Exercise requirements: Report every line from the material that contains the word "type".

▬▬▬▬▬▬▬▬▬▬

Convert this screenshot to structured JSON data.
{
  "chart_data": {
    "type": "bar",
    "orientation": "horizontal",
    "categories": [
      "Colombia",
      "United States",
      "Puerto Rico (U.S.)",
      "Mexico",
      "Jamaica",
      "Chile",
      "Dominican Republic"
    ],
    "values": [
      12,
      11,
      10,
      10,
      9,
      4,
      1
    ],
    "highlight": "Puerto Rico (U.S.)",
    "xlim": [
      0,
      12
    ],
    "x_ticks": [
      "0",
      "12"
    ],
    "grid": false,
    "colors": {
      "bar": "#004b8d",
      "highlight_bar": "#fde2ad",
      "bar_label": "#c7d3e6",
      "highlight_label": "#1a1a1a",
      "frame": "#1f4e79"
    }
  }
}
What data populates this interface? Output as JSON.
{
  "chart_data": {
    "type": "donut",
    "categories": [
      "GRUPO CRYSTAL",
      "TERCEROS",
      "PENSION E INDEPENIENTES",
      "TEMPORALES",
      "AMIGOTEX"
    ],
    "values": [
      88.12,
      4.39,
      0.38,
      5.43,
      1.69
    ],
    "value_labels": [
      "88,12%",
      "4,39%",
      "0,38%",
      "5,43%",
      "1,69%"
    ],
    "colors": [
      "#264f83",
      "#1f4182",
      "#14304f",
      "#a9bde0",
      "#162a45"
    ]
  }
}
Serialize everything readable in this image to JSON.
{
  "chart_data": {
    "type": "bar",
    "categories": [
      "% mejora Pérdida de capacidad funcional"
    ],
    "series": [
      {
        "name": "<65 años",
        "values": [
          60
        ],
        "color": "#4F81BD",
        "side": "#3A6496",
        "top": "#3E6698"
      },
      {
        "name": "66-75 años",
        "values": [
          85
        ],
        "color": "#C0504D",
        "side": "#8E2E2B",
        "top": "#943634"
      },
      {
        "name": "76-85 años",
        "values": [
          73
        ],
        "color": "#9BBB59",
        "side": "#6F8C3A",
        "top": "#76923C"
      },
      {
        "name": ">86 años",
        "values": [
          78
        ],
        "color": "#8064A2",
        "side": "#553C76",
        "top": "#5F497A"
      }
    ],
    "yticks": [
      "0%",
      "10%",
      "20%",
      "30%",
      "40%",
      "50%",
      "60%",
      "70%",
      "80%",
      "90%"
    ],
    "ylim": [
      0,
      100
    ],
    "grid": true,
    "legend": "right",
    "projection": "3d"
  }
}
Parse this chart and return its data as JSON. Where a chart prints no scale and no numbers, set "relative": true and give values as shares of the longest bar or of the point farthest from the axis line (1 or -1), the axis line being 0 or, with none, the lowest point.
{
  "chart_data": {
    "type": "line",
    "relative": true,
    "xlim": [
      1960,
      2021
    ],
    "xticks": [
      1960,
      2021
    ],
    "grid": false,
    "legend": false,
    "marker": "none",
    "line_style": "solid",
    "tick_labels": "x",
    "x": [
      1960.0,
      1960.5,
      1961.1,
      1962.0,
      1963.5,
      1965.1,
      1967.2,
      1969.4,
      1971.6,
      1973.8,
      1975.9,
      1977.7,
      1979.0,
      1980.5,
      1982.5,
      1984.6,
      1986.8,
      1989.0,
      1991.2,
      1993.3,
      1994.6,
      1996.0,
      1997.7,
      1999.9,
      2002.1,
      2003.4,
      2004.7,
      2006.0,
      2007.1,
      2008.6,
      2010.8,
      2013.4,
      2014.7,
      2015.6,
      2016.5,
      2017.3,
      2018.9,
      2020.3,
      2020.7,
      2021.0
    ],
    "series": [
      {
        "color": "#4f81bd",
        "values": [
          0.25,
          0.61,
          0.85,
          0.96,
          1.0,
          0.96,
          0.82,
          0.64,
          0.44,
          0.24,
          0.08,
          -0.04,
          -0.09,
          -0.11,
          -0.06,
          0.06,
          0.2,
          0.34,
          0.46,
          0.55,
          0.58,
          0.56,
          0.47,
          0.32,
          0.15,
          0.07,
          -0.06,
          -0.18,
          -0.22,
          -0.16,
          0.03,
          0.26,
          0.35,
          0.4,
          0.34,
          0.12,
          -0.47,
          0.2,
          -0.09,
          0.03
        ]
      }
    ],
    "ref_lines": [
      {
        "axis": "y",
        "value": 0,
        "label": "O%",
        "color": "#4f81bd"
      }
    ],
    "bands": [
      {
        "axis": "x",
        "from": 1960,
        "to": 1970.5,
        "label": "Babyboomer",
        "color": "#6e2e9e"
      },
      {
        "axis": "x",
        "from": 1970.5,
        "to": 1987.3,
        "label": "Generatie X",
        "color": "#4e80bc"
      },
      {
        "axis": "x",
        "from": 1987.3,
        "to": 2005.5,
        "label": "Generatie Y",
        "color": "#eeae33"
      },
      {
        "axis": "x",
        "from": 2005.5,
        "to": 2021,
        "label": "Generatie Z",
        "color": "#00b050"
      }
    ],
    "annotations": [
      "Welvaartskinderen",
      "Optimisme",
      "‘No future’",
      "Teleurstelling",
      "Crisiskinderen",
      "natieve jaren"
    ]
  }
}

▬▬▬▬▬▬▬▬▬▬

Result below:
    "type": "bar",
    "type": "donut",
    "type": "bar",
    "type": "line",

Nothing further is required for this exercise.